### [Record extracts]

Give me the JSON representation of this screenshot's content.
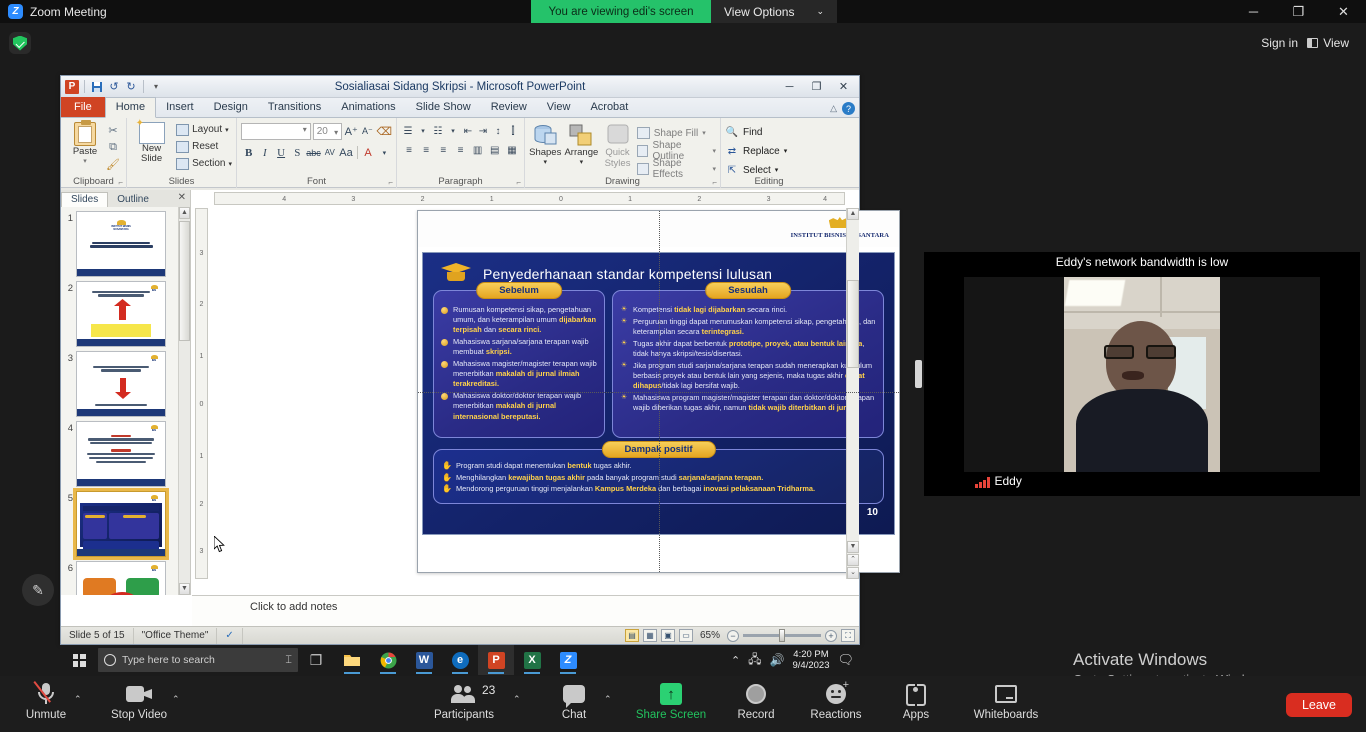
{
  "zoom_top": {
    "app_title": "Zoom Meeting",
    "logo_letter": "Z",
    "viewing_banner": "You are viewing edi's screen",
    "view_options": "View Options",
    "caret": "⌄",
    "minimize": "─",
    "maximize": "❐",
    "close": "✕",
    "sign_in": "Sign in",
    "view_button": "View"
  },
  "powerpoint": {
    "title": "Sosialiasai Sidang Skripsi  -  Microsoft PowerPoint",
    "app_letter": "P",
    "qat": [
      "save-icon",
      "undo-icon",
      "redo-icon",
      "customize-icon"
    ],
    "window_buttons": {
      "minimize": "─",
      "restore": "❐",
      "close": "✕"
    },
    "tabs": [
      "File",
      "Home",
      "Insert",
      "Design",
      "Transitions",
      "Animations",
      "Slide Show",
      "Review",
      "View",
      "Acrobat"
    ],
    "active_tab": "Home",
    "help_label": "?",
    "ribbon": {
      "groups": [
        {
          "name": "Clipboard",
          "paste_label": "Paste",
          "items": [
            "Cut",
            "Copy",
            "Format Painter"
          ]
        },
        {
          "name": "Slides",
          "new_slide_label": "New\nSlide",
          "new_slide_line1": "New",
          "new_slide_line2": "Slide",
          "items": [
            "Layout",
            "Reset",
            "Section"
          ]
        },
        {
          "name": "Font",
          "font_name": "",
          "font_size": "20",
          "buttons": [
            "B",
            "I",
            "U",
            "S",
            "abc",
            "AV",
            "Aa",
            "A"
          ]
        },
        {
          "name": "Paragraph"
        },
        {
          "name": "Drawing",
          "shapes_label": "Shapes",
          "arrange_label": "Arrange",
          "quick_styles_l1": "Quick",
          "quick_styles_l2": "Styles",
          "items": [
            "Shape Fill",
            "Shape Outline",
            "Shape Effects"
          ]
        },
        {
          "name": "Editing",
          "items": [
            "Find",
            "Replace",
            "Select"
          ]
        }
      ]
    },
    "slides_pane": {
      "tabs": [
        "Slides",
        "Outline"
      ],
      "active": "Slides",
      "close": "✕",
      "thumbnails": [
        {
          "num": "1",
          "kind": "title"
        },
        {
          "num": "2",
          "kind": "arrow-yellow"
        },
        {
          "num": "3",
          "kind": "arrow-red"
        },
        {
          "num": "4",
          "kind": "text"
        },
        {
          "num": "5",
          "kind": "current",
          "selected": true
        },
        {
          "num": "6",
          "kind": "diagram"
        }
      ]
    },
    "ruler": {
      "h_ticks": [
        "4",
        "3",
        "2",
        "1",
        "0",
        "1",
        "2",
        "3",
        "4"
      ],
      "v_ticks": [
        "3",
        "2",
        "1",
        "0",
        "1",
        "2",
        "3"
      ]
    },
    "notes_placeholder": "Click to add notes",
    "status": {
      "slide_counter": "Slide 5 of 15",
      "theme": "\"Office Theme\"",
      "spell_icon": "spellcheck-icon",
      "zoom_level": "65%",
      "zoom_out": "−",
      "zoom_in": "+",
      "fit_icon": "fit-slide-icon",
      "view_buttons": [
        "normal-view",
        "slide-sorter-view",
        "reading-view",
        "slide-show-view"
      ]
    },
    "slide": {
      "brand": "INSTITUT BISNIS NUSANTARA",
      "title": "Penyederhanaan standar kompetensi lulusan",
      "page_number": "10",
      "before": {
        "heading": "Sebelum",
        "bullets": [
          [
            {
              "t": "Rumusan kompetensi sikap, pengetahuan umum, dan keterampilan umum "
            },
            {
              "t": "dijabarkan terpisah",
              "hl": true
            },
            {
              "t": " dan "
            },
            {
              "t": "secara rinci.",
              "hl": true
            }
          ],
          [
            {
              "t": "Mahasiswa sarjana/sarjana terapan wajib membuat "
            },
            {
              "t": "skripsi.",
              "hl": true
            }
          ],
          [
            {
              "t": "Mahasiswa magister/magister terapan wajib menerbitkan "
            },
            {
              "t": "makalah di jurnal ilmiah terakreditasi.",
              "hl": true
            }
          ],
          [
            {
              "t": "Mahasiswa doktor/doktor terapan wajib menerbitkan "
            },
            {
              "t": "makalah di jurnal internasional bereputasi.",
              "hl": true
            }
          ]
        ]
      },
      "after": {
        "heading": "Sesudah",
        "bullets": [
          [
            {
              "t": "Kompetensi "
            },
            {
              "t": "tidak lagi dijabarkan",
              "hl": true
            },
            {
              "t": " secara rinci."
            }
          ],
          [
            {
              "t": "Perguruan tinggi dapat merumuskan kompetensi sikap, pengetahuan, dan keterampilan secara "
            },
            {
              "t": "terintegrasi.",
              "hl": true
            }
          ],
          [
            {
              "t": "Tugas akhir dapat berbentuk "
            },
            {
              "t": "prototipe, proyek, atau bentuk lainnya",
              "hl": true
            },
            {
              "t": ", tidak hanya skripsi/tesis/disertasi."
            }
          ],
          [
            {
              "t": "Jika program studi sarjana/sarjana terapan sudah menerapkan kurikulum berbasis proyek atau bentuk lain yang sejenis, maka tugas akhir "
            },
            {
              "t": "dapat dihapus",
              "hl": true
            },
            {
              "t": "/tidak lagi bersifat wajib."
            }
          ],
          [
            {
              "t": "Mahasiswa program magister/magister terapan dan doktor/doktor terapan wajib diberikan tugas akhir, namun "
            },
            {
              "t": "tidak wajib diterbitkan di jurnal.",
              "hl": true
            }
          ]
        ]
      },
      "impact": {
        "heading": "Dampak positif",
        "bullets": [
          [
            {
              "t": "Program studi dapat menentukan "
            },
            {
              "t": "bentuk",
              "hl": true
            },
            {
              "t": " tugas akhir."
            }
          ],
          [
            {
              "t": "Menghilangkan "
            },
            {
              "t": "kewajiban tugas akhir",
              "hl": true
            },
            {
              "t": " pada banyak program studi "
            },
            {
              "t": "sarjana/sarjana terapan.",
              "hl": true
            }
          ],
          [
            {
              "t": "Mendorong perguruan tinggi menjalankan "
            },
            {
              "t": "Kampus Merdeka",
              "hl": true
            },
            {
              "t": " dan berbagai "
            },
            {
              "t": "inovasi pelaksanaan Tridharma.",
              "hl": true
            }
          ]
        ]
      }
    }
  },
  "taskbar": {
    "search_placeholder": "Type here to search",
    "icons": [
      {
        "name": "task-view-icon",
        "glyph": "▣",
        "color": "#c9c9c9",
        "bg": "transparent"
      },
      {
        "name": "file-explorer-icon",
        "glyph": "",
        "color": "#fff",
        "bg": "#f6c049"
      },
      {
        "name": "chrome-icon",
        "glyph": "",
        "color": "#fff",
        "bg": "#3ca44a"
      },
      {
        "name": "word-icon",
        "glyph": "W",
        "color": "#fff",
        "bg": "#2b579a"
      },
      {
        "name": "edge-icon",
        "glyph": "e",
        "color": "#fff",
        "bg": "#0f6cbd"
      },
      {
        "name": "powerpoint-icon",
        "glyph": "P",
        "color": "#fff",
        "bg": "#d04423"
      },
      {
        "name": "excel-icon",
        "glyph": "X",
        "color": "#fff",
        "bg": "#217346"
      },
      {
        "name": "zoom-icon",
        "glyph": "Z",
        "color": "#fff",
        "bg": "#2d8cff"
      }
    ],
    "tray": {
      "chevron": "⌃",
      "network": "network-icon",
      "volume": "volume-icon"
    },
    "clock_time": "4:20 PM",
    "clock_date": "9/4/2023",
    "notification": "notification-icon"
  },
  "video": {
    "bandwidth_notice": "Eddy's network bandwidth is low",
    "participant_name": "Eddy",
    "signal_icon": "signal-bars-icon"
  },
  "watermark": {
    "line1": "Activate Windows",
    "line2": "Go to Settings to activate Windows."
  },
  "zoom_bottom": {
    "items": [
      {
        "name": "unmute",
        "label": "Unmute",
        "caret": "⌃"
      },
      {
        "name": "stop-video",
        "label": "Stop Video",
        "caret": "⌃"
      },
      {
        "name": "participants",
        "label": "Participants",
        "count": "23",
        "caret": "⌃"
      },
      {
        "name": "chat",
        "label": "Chat",
        "caret": "⌃"
      },
      {
        "name": "share-screen",
        "label": "Share Screen"
      },
      {
        "name": "record",
        "label": "Record"
      },
      {
        "name": "reactions",
        "label": "Reactions"
      },
      {
        "name": "apps",
        "label": "Apps"
      },
      {
        "name": "whiteboards",
        "label": "Whiteboards"
      }
    ],
    "leave_label": "Leave",
    "share_active_color": "#22c35e"
  },
  "annotation": {
    "pencil_icon": "pencil-icon"
  }
}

### [Exercise directions]
Using the listing above, show every line that includes the string "glyph".

### [Problem solution]
        "glyph": "▣",
        "glyph": "",
        "glyph": "",
        "glyph": "W",
        "glyph": "e",
        "glyph": "P",
        "glyph": "X",
        "glyph": "Z",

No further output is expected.